begin
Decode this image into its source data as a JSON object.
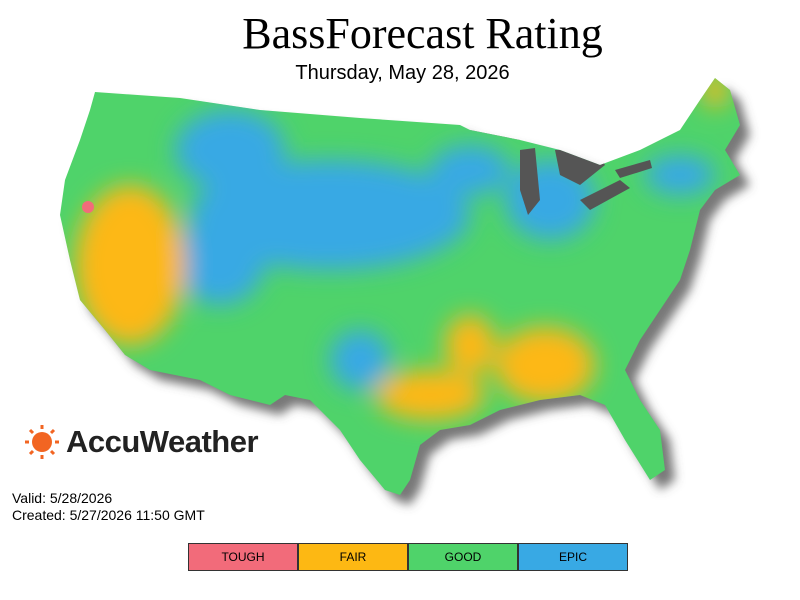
{
  "header": {
    "title": "BassForecast Rating",
    "subtitle": "Thursday, May 28, 2026"
  },
  "brand": "AccuWeather",
  "info": {
    "valid": "Valid: 5/28/2026",
    "created": "Created: 5/27/2026 11:50 GMT"
  },
  "legend": [
    {
      "label": "TOUGH",
      "color": "#f26b7a"
    },
    {
      "label": "FAIR",
      "color": "#fdb813"
    },
    {
      "label": "GOOD",
      "color": "#4fd36a"
    },
    {
      "label": "EPIC",
      "color": "#38a9e4"
    }
  ]
}
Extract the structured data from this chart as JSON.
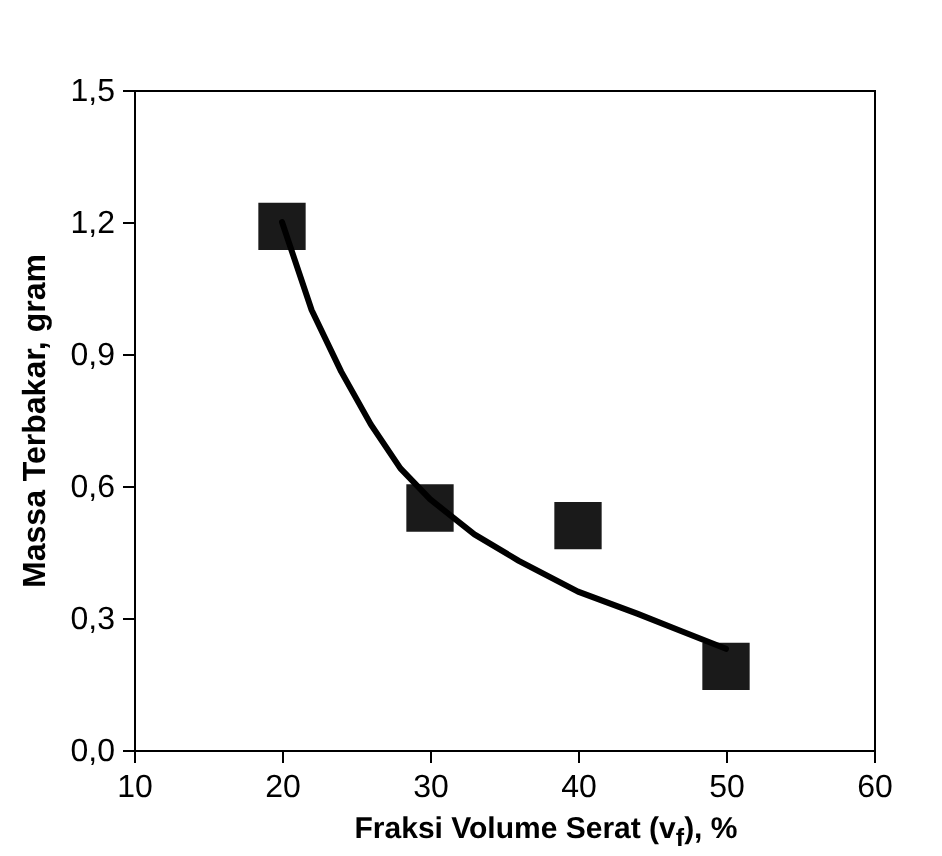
end
What to produce: Give all the lines above again, character for character, without pictures.

Task solution:
Decode this image into its source data as a JSON object.
{
  "header": {
    "title": "BassForecast Rating",
    "subtitle": "Thursday, May 28, 2026"
  },
  "brand": "AccuWeather",
  "info": {
    "valid": "Valid: 5/28/2026",
    "created": "Created: 5/27/2026 11:50 GMT"
  },
  "legend": [
    {
      "label": "TOUGH",
      "color": "#f26b7a"
    },
    {
      "label": "FAIR",
      "color": "#fdb813"
    },
    {
      "label": "GOOD",
      "color": "#4fd36a"
    },
    {
      "label": "EPIC",
      "color": "#38a9e4"
    }
  ]
}
Extract the structured data from this chart as JSON.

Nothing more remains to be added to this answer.